##### SUPPLIED ENTRIES
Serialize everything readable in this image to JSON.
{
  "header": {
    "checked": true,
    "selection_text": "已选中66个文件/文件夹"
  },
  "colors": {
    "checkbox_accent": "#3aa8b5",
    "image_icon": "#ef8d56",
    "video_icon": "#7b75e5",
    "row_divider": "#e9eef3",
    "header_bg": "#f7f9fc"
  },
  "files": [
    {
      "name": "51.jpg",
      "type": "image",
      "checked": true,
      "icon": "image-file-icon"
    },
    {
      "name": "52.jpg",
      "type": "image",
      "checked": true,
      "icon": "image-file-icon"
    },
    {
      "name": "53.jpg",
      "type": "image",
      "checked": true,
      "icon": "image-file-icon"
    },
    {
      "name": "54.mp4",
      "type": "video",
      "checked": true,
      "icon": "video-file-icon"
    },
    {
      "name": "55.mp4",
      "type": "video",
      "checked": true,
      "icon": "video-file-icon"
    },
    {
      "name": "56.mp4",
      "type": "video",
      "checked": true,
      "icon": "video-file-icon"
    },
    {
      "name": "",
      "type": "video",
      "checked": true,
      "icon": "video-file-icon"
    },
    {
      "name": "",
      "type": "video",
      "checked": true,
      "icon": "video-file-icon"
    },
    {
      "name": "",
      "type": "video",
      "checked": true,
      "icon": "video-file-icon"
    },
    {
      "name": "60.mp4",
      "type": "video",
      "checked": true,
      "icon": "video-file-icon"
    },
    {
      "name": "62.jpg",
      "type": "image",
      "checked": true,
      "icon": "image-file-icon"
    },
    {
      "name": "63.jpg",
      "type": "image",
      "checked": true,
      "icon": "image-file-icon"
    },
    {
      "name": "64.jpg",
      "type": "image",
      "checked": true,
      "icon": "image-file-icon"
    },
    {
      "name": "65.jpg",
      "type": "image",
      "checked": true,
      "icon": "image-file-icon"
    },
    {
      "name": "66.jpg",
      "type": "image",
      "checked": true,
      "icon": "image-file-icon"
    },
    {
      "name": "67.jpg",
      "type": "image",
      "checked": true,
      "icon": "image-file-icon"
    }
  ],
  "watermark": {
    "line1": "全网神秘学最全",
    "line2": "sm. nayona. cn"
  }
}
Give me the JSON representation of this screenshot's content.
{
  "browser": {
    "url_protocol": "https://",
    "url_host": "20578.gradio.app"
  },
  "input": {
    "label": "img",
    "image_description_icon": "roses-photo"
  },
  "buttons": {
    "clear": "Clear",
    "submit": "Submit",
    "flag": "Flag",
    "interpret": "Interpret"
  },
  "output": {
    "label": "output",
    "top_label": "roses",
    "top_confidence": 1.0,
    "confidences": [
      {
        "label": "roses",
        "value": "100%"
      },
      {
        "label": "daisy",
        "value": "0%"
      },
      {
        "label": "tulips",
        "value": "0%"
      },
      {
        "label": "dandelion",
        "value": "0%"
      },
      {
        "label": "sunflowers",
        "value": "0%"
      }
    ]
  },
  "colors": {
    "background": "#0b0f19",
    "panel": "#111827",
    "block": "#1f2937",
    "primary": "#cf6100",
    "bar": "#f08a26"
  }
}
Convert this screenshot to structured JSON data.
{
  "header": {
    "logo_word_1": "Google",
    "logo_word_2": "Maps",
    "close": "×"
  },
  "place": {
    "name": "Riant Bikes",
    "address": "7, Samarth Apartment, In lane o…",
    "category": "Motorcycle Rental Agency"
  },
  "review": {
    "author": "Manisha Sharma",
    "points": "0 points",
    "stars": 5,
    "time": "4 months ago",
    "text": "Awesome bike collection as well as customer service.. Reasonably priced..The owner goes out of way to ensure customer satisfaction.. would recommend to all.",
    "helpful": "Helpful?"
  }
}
##########
Look through the entries above; copy every line holding the string "this".

• [RESPONSE]
Serialize everything readable in this image to JSON.
Give me the JSON representation of this screenshot's content.
Convert this screenshot to structured JSON data.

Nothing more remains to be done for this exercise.